**WHAT IS EXPECTED**: Repeat each line of the material below exactly as it appears, minus any pictures.

**DATA SECTION**:
[start]
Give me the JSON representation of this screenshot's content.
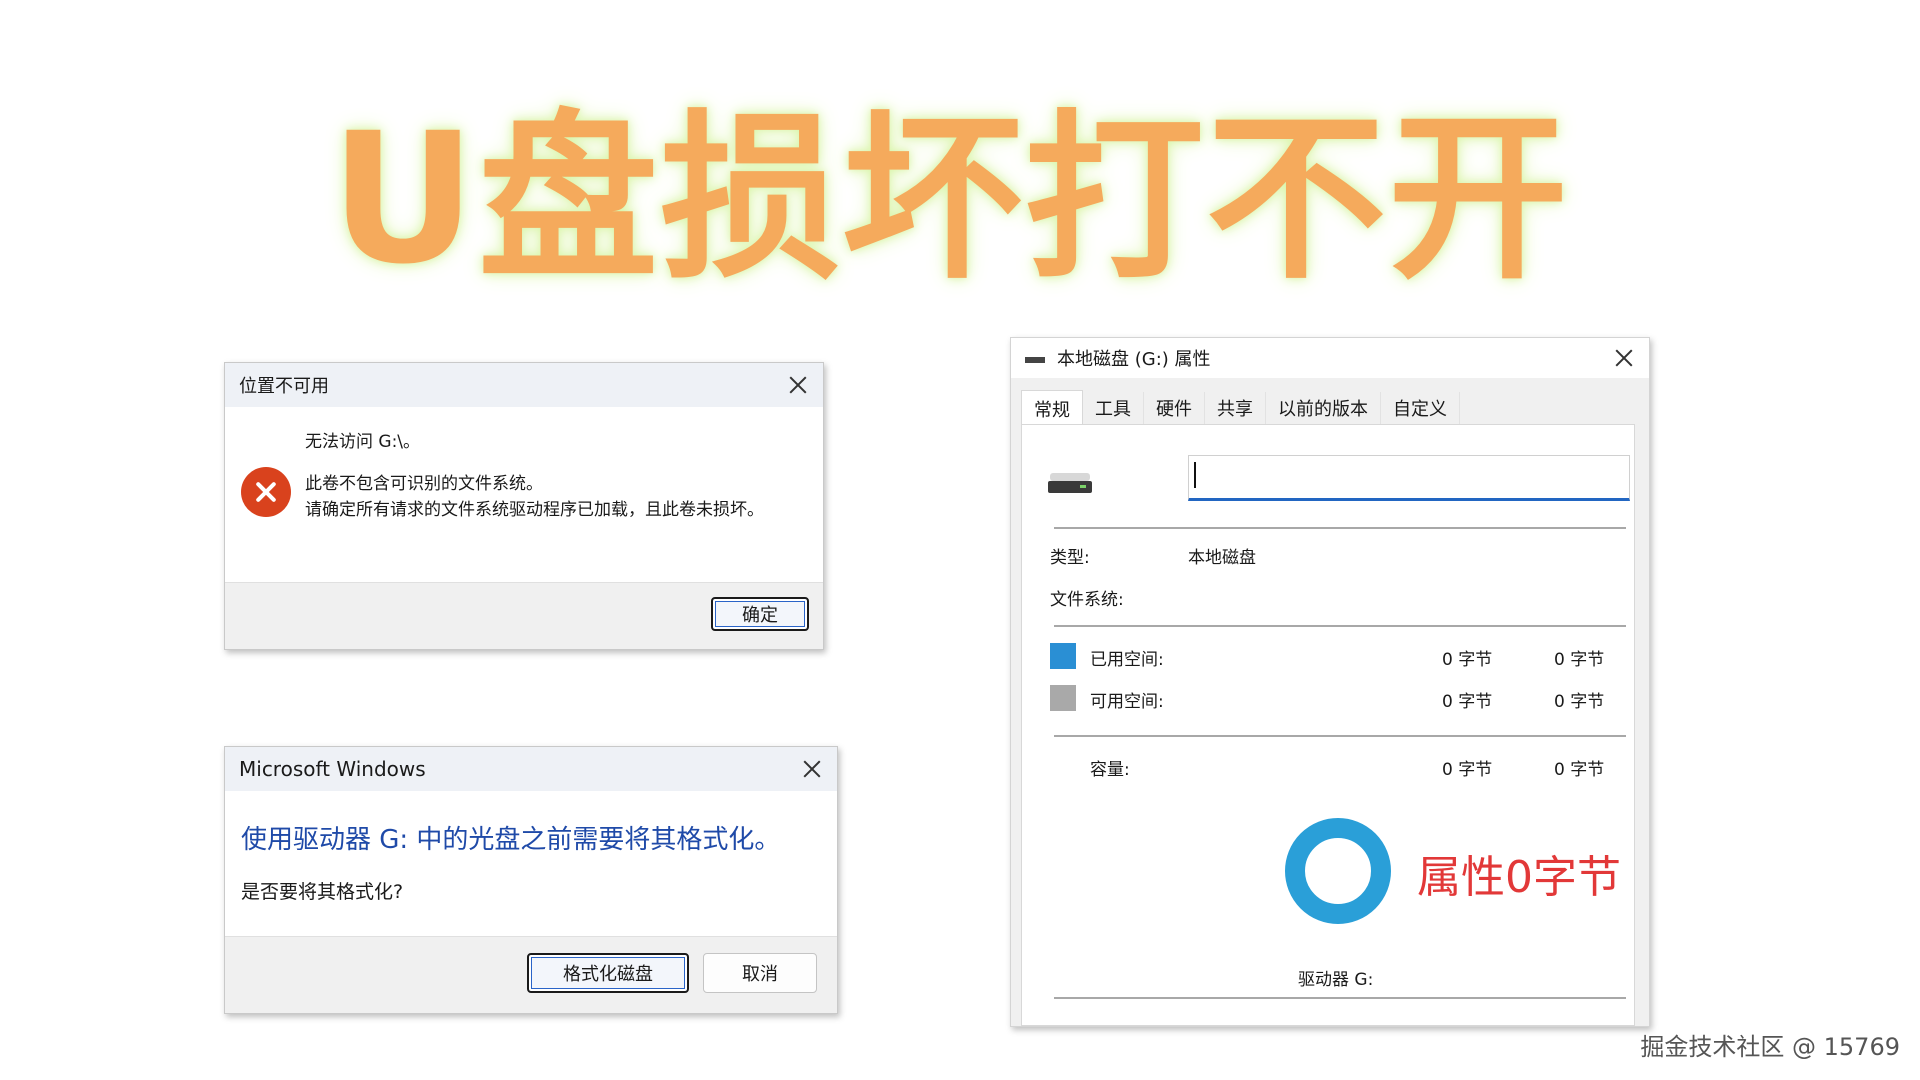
{
  "headline": "U盘损坏打不开",
  "dialog_location": {
    "title": "位置不可用",
    "line1": "无法访问 G:\\。",
    "line2": "此卷不包含可识别的文件系统。",
    "line3": "请确定所有请求的文件系统驱动程序已加载，且此卷未损坏。",
    "ok_label": "确定"
  },
  "dialog_format": {
    "title": "Microsoft Windows",
    "heading": "使用驱动器 G: 中的光盘之前需要将其格式化。",
    "question": "是否要将其格式化?",
    "format_label": "格式化磁盘",
    "cancel_label": "取消"
  },
  "properties": {
    "title": "本地磁盘 (G:) 属性",
    "tabs": [
      "常规",
      "工具",
      "硬件",
      "共享",
      "以前的版本",
      "自定义"
    ],
    "name_value": "",
    "type_label": "类型:",
    "type_value": "本地磁盘",
    "fs_label": "文件系统:",
    "used_label": "已用空间:",
    "used_bytes": "0 字节",
    "used_size": "0 字节",
    "free_label": "可用空间:",
    "free_bytes": "0 字节",
    "free_size": "0 字节",
    "capacity_label": "容量:",
    "capacity_bytes": "0 字节",
    "capacity_size": "0 字节",
    "drive_label": "驱动器 G:",
    "annotation": "属性0字节",
    "used_color": "#2a8fd4",
    "free_color": "#a9a9a9",
    "ring_color": "#2a9fd8"
  },
  "watermark": "掘金技术社区 @ 15769"
}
[end]
**ANSWER BELOW**:
Give me the JSON representation of this screenshot's content.
{
  "headline": "U盘损坏打不开",
  "dialog_location": {
    "title": "位置不可用",
    "line1": "无法访问 G:\\。",
    "line2": "此卷不包含可识别的文件系统。",
    "line3": "请确定所有请求的文件系统驱动程序已加载，且此卷未损坏。",
    "ok_label": "确定"
  },
  "dialog_format": {
    "title": "Microsoft Windows",
    "heading": "使用驱动器 G: 中的光盘之前需要将其格式化。",
    "question": "是否要将其格式化?",
    "format_label": "格式化磁盘",
    "cancel_label": "取消"
  },
  "properties": {
    "title": "本地磁盘 (G:) 属性",
    "tabs": [
      "常规",
      "工具",
      "硬件",
      "共享",
      "以前的版本",
      "自定义"
    ],
    "name_value": "",
    "type_label": "类型:",
    "type_value": "本地磁盘",
    "fs_label": "文件系统:",
    "used_label": "已用空间:",
    "used_bytes": "0 字节",
    "used_size": "0 字节",
    "free_label": "可用空间:",
    "free_bytes": "0 字节",
    "free_size": "0 字节",
    "capacity_label": "容量:",
    "capacity_bytes": "0 字节",
    "capacity_size": "0 字节",
    "drive_label": "驱动器 G:",
    "annotation": "属性0字节",
    "used_color": "#2a8fd4",
    "free_color": "#a9a9a9",
    "ring_color": "#2a9fd8"
  },
  "watermark": "掘金技术社区 @ 15769"
}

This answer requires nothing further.